> **Extrait du document**

Les sentiers interdits

Alors que je me suis bloqué tout seul l’opportunité d’aller visiter Mawleka et Homalin pour des questions tant éthique que budgétaire, dans les états de Kachin (Nord) et de Shan (Est) l’histoire est différente. Katha est mon point d’entrée dans l’une des zones « à risque », dans une zone où des conflits sévissent de manière régulière – pour ne pas dire permanente – entre les armées de libération locales et l’armée régulière du gouvernement. S’ajoute à ces conflits armés l’industrie de la drogue qui est après l’Afghanistan, le plus gros producteur d’opium mondial.

> **Objectif de la tâche**
Résumez l'extrait en deux phrases.

> **Données sources**
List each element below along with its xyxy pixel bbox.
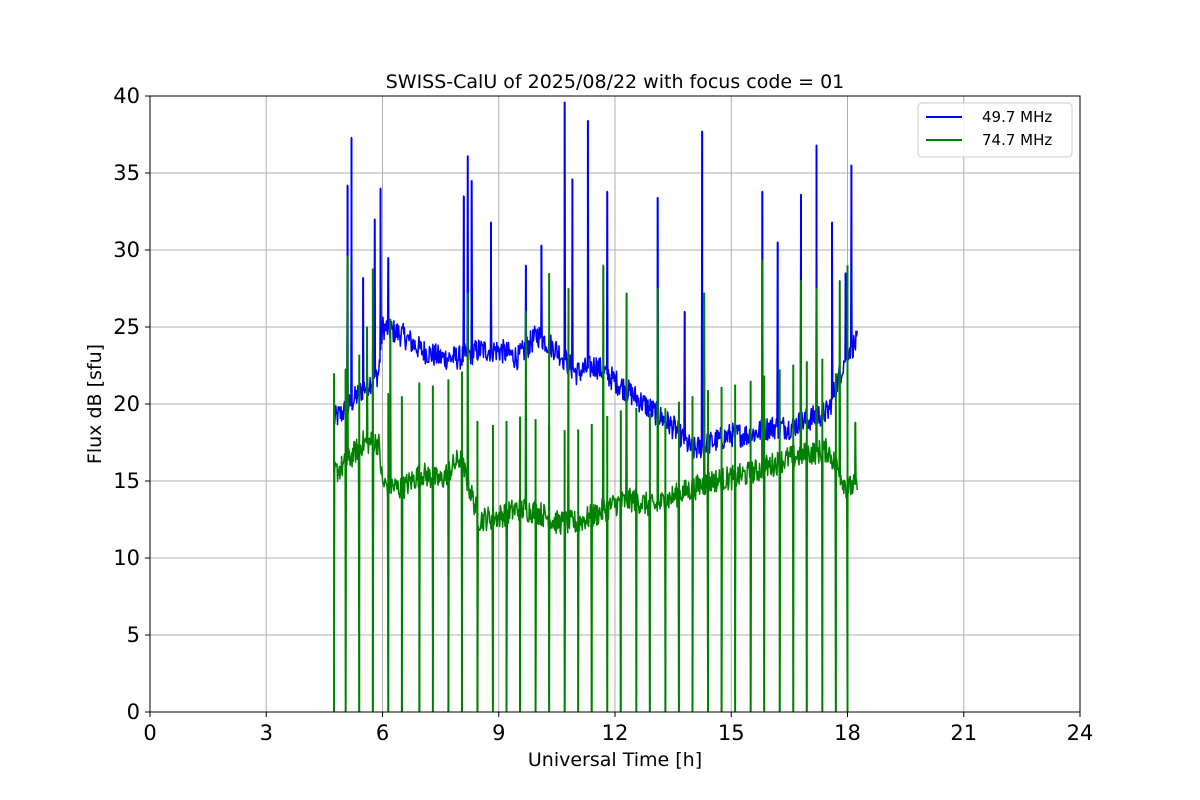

> **Solution complète**
Si la visite de Mawleka et Homalin a été écartée pour des raisons éthiques et budgétaires, la situation est différente dans les états de Kachin et de Shan. Katha y sert de point d'entrée dans une zone « à risque », où des conflits réguliers opposent les armées de libération locales à l'armée du gouvernement, sur fond d'une industrie de la drogue présentée comme le plus gros producteur d'opium mondial après l'Afghanistan.